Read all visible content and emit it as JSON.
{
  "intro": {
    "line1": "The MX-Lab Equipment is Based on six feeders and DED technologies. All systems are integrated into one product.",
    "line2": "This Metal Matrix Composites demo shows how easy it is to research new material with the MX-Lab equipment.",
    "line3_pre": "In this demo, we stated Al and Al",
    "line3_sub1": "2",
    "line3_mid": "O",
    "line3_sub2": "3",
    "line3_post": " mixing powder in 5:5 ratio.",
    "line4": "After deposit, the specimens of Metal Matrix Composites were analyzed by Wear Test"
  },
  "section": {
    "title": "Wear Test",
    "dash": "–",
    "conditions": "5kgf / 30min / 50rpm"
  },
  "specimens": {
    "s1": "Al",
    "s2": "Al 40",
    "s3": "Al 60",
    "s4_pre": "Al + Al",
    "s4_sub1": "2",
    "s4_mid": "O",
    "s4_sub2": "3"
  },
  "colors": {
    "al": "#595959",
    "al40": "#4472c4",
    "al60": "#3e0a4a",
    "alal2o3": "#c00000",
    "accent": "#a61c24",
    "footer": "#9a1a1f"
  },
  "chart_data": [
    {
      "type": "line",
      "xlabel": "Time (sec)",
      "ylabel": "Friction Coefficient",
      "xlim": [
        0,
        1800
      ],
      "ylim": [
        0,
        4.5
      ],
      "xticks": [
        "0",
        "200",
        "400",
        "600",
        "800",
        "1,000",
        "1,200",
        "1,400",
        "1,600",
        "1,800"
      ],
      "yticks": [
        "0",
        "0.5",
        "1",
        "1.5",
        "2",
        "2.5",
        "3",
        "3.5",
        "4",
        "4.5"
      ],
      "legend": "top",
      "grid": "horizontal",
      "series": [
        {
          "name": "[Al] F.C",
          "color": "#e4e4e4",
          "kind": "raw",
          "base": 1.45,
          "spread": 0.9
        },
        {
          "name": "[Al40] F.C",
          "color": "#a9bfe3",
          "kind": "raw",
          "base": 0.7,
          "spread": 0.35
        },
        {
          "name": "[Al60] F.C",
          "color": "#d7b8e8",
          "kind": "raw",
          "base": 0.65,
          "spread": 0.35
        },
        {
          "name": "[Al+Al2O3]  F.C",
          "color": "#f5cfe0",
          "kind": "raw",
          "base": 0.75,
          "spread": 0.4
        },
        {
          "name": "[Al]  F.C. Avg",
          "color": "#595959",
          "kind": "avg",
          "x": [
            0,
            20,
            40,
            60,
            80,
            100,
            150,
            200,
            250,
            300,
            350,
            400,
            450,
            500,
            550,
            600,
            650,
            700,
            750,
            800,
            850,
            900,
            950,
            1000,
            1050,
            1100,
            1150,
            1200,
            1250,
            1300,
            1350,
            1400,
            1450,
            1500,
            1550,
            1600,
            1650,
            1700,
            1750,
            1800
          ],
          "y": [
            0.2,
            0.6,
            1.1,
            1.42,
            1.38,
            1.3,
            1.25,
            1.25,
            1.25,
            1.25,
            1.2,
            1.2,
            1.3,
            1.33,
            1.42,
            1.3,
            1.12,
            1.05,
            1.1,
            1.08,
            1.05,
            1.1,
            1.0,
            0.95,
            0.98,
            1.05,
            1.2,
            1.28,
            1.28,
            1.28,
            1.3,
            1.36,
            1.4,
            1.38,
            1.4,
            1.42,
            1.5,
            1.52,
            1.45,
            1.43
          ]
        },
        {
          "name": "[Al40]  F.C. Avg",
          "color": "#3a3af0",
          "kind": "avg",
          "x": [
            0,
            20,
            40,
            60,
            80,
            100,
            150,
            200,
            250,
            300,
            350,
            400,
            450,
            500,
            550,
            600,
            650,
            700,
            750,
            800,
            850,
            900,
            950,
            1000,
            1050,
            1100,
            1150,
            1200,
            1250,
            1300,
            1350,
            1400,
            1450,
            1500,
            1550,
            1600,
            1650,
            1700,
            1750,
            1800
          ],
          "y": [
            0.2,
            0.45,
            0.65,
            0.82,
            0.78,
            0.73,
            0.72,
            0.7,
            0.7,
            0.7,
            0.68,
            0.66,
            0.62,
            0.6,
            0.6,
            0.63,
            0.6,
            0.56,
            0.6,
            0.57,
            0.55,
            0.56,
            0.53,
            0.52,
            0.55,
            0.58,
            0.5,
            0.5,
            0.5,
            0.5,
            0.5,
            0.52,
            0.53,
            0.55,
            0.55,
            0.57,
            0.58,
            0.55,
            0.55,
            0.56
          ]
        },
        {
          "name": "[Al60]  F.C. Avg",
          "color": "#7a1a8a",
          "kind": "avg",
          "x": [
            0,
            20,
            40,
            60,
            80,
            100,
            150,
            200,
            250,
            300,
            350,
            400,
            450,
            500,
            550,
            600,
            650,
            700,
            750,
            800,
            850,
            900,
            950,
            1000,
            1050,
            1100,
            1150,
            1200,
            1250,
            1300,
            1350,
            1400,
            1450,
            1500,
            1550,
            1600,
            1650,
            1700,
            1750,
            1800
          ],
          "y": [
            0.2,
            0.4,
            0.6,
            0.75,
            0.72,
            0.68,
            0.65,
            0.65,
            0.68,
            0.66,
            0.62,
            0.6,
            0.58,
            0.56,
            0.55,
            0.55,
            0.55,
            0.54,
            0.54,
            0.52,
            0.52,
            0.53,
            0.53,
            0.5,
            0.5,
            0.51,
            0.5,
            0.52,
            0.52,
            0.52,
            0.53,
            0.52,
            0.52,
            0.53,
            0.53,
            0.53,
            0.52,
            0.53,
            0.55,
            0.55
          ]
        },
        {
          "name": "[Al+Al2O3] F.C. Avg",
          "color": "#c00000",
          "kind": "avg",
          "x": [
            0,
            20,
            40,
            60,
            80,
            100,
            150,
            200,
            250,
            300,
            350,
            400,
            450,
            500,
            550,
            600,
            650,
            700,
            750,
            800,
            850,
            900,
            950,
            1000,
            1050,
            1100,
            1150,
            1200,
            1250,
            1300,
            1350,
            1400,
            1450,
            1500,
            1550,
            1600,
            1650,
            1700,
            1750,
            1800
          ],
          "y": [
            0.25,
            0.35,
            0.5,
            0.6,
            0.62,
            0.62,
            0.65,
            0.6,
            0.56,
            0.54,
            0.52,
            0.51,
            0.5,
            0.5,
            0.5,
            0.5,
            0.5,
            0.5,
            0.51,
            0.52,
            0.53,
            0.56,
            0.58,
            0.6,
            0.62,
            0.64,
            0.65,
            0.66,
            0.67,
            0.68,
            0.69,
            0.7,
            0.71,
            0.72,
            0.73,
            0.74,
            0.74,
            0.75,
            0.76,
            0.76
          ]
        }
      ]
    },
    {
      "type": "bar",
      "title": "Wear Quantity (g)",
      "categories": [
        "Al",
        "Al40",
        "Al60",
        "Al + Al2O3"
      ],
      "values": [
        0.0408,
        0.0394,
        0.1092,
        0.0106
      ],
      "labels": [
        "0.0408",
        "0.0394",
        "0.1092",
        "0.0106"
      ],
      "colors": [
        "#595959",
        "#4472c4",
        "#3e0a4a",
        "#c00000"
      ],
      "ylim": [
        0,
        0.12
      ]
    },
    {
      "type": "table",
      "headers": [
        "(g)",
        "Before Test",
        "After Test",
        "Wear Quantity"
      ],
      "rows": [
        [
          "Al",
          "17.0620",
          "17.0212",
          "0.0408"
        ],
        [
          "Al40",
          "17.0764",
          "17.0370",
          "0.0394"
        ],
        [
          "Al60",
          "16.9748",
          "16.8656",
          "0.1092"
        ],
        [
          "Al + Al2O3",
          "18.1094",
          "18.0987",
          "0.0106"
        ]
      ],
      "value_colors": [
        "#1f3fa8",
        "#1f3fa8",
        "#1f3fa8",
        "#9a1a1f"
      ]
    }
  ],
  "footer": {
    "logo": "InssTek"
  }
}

- Exercise prompt
The records above are to be copied in full, exactly as written.

- Problem solution
Read all visible content and emit it as JSON.
{
  "intro": {
    "line1": "The MX-Lab Equipment is Based on six feeders and DED technologies. All systems are integrated into one product.",
    "line2": "This Metal Matrix Composites demo shows how easy it is to research new material with the MX-Lab equipment.",
    "line3_pre": "In this demo, we stated Al and Al",
    "line3_sub1": "2",
    "line3_mid": "O",
    "line3_sub2": "3",
    "line3_post": " mixing powder in 5:5 ratio.",
    "line4": "After deposit, the specimens of Metal Matrix Composites were analyzed by Wear Test"
  },
  "section": {
    "title": "Wear Test",
    "dash": "–",
    "conditions": "5kgf / 30min / 50rpm"
  },
  "specimens": {
    "s1": "Al",
    "s2": "Al 40",
    "s3": "Al 60",
    "s4_pre": "Al + Al",
    "s4_sub1": "2",
    "s4_mid": "O",
    "s4_sub2": "3"
  },
  "colors": {
    "al": "#595959",
    "al40": "#4472c4",
    "al60": "#3e0a4a",
    "alal2o3": "#c00000",
    "accent": "#a61c24",
    "footer": "#9a1a1f"
  },
  "chart_data": [
    {
      "type": "line",
      "xlabel": "Time (sec)",
      "ylabel": "Friction Coefficient",
      "xlim": [
        0,
        1800
      ],
      "ylim": [
        0,
        4.5
      ],
      "xticks": [
        "0",
        "200",
        "400",
        "600",
        "800",
        "1,000",
        "1,200",
        "1,400",
        "1,600",
        "1,800"
      ],
      "yticks": [
        "0",
        "0.5",
        "1",
        "1.5",
        "2",
        "2.5",
        "3",
        "3.5",
        "4",
        "4.5"
      ],
      "legend": "top",
      "grid": "horizontal",
      "series": [
        {
          "name": "[Al] F.C",
          "color": "#e4e4e4",
          "kind": "raw",
          "base": 1.45,
          "spread": 0.9
        },
        {
          "name": "[Al40] F.C",
          "color": "#a9bfe3",
          "kind": "raw",
          "base": 0.7,
          "spread": 0.35
        },
        {
          "name": "[Al60] F.C",
          "color": "#d7b8e8",
          "kind": "raw",
          "base": 0.65,
          "spread": 0.35
        },
        {
          "name": "[Al+Al2O3]  F.C",
          "color": "#f5cfe0",
          "kind": "raw",
          "base": 0.75,
          "spread": 0.4
        },
        {
          "name": "[Al]  F.C. Avg",
          "color": "#595959",
          "kind": "avg",
          "x": [
            0,
            20,
            40,
            60,
            80,
            100,
            150,
            200,
            250,
            300,
            350,
            400,
            450,
            500,
            550,
            600,
            650,
            700,
            750,
            800,
            850,
            900,
            950,
            1000,
            1050,
            1100,
            1150,
            1200,
            1250,
            1300,
            1350,
            1400,
            1450,
            1500,
            1550,
            1600,
            1650,
            1700,
            1750,
            1800
          ],
          "y": [
            0.2,
            0.6,
            1.1,
            1.42,
            1.38,
            1.3,
            1.25,
            1.25,
            1.25,
            1.25,
            1.2,
            1.2,
            1.3,
            1.33,
            1.42,
            1.3,
            1.12,
            1.05,
            1.1,
            1.08,
            1.05,
            1.1,
            1.0,
            0.95,
            0.98,
            1.05,
            1.2,
            1.28,
            1.28,
            1.28,
            1.3,
            1.36,
            1.4,
            1.38,
            1.4,
            1.42,
            1.5,
            1.52,
            1.45,
            1.43
          ]
        },
        {
          "name": "[Al40]  F.C. Avg",
          "color": "#3a3af0",
          "kind": "avg",
          "x": [
            0,
            20,
            40,
            60,
            80,
            100,
            150,
            200,
            250,
            300,
            350,
            400,
            450,
            500,
            550,
            600,
            650,
            700,
            750,
            800,
            850,
            900,
            950,
            1000,
            1050,
            1100,
            1150,
            1200,
            1250,
            1300,
            1350,
            1400,
            1450,
            1500,
            1550,
            1600,
            1650,
            1700,
            1750,
            1800
          ],
          "y": [
            0.2,
            0.45,
            0.65,
            0.82,
            0.78,
            0.73,
            0.72,
            0.7,
            0.7,
            0.7,
            0.68,
            0.66,
            0.62,
            0.6,
            0.6,
            0.63,
            0.6,
            0.56,
            0.6,
            0.57,
            0.55,
            0.56,
            0.53,
            0.52,
            0.55,
            0.58,
            0.5,
            0.5,
            0.5,
            0.5,
            0.5,
            0.52,
            0.53,
            0.55,
            0.55,
            0.57,
            0.58,
            0.55,
            0.55,
            0.56
          ]
        },
        {
          "name": "[Al60]  F.C. Avg",
          "color": "#7a1a8a",
          "kind": "avg",
          "x": [
            0,
            20,
            40,
            60,
            80,
            100,
            150,
            200,
            250,
            300,
            350,
            400,
            450,
            500,
            550,
            600,
            650,
            700,
            750,
            800,
            850,
            900,
            950,
            1000,
            1050,
            1100,
            1150,
            1200,
            1250,
            1300,
            1350,
            1400,
            1450,
            1500,
            1550,
            1600,
            1650,
            1700,
            1750,
            1800
          ],
          "y": [
            0.2,
            0.4,
            0.6,
            0.75,
            0.72,
            0.68,
            0.65,
            0.65,
            0.68,
            0.66,
            0.62,
            0.6,
            0.58,
            0.56,
            0.55,
            0.55,
            0.55,
            0.54,
            0.54,
            0.52,
            0.52,
            0.53,
            0.53,
            0.5,
            0.5,
            0.51,
            0.5,
            0.52,
            0.52,
            0.52,
            0.53,
            0.52,
            0.52,
            0.53,
            0.53,
            0.53,
            0.52,
            0.53,
            0.55,
            0.55
          ]
        },
        {
          "name": "[Al+Al2O3] F.C. Avg",
          "color": "#c00000",
          "kind": "avg",
          "x": [
            0,
            20,
            40,
            60,
            80,
            100,
            150,
            200,
            250,
            300,
            350,
            400,
            450,
            500,
            550,
            600,
            650,
            700,
            750,
            800,
            850,
            900,
            950,
            1000,
            1050,
            1100,
            1150,
            1200,
            1250,
            1300,
            1350,
            1400,
            1450,
            1500,
            1550,
            1600,
            1650,
            1700,
            1750,
            1800
          ],
          "y": [
            0.25,
            0.35,
            0.5,
            0.6,
            0.62,
            0.62,
            0.65,
            0.6,
            0.56,
            0.54,
            0.52,
            0.51,
            0.5,
            0.5,
            0.5,
            0.5,
            0.5,
            0.5,
            0.51,
            0.52,
            0.53,
            0.56,
            0.58,
            0.6,
            0.62,
            0.64,
            0.65,
            0.66,
            0.67,
            0.68,
            0.69,
            0.7,
            0.71,
            0.72,
            0.73,
            0.74,
            0.74,
            0.75,
            0.76,
            0.76
          ]
        }
      ]
    },
    {
      "type": "bar",
      "title": "Wear Quantity (g)",
      "categories": [
        "Al",
        "Al40",
        "Al60",
        "Al + Al2O3"
      ],
      "values": [
        0.0408,
        0.0394,
        0.1092,
        0.0106
      ],
      "labels": [
        "0.0408",
        "0.0394",
        "0.1092",
        "0.0106"
      ],
      "colors": [
        "#595959",
        "#4472c4",
        "#3e0a4a",
        "#c00000"
      ],
      "ylim": [
        0,
        0.12
      ]
    },
    {
      "type": "table",
      "headers": [
        "(g)",
        "Before Test",
        "After Test",
        "Wear Quantity"
      ],
      "rows": [
        [
          "Al",
          "17.0620",
          "17.0212",
          "0.0408"
        ],
        [
          "Al40",
          "17.0764",
          "17.0370",
          "0.0394"
        ],
        [
          "Al60",
          "16.9748",
          "16.8656",
          "0.1092"
        ],
        [
          "Al + Al2O3",
          "18.1094",
          "18.0987",
          "0.0106"
        ]
      ],
      "value_colors": [
        "#1f3fa8",
        "#1f3fa8",
        "#1f3fa8",
        "#9a1a1f"
      ]
    }
  ],
  "footer": {
    "logo": "InssTek"
  }
}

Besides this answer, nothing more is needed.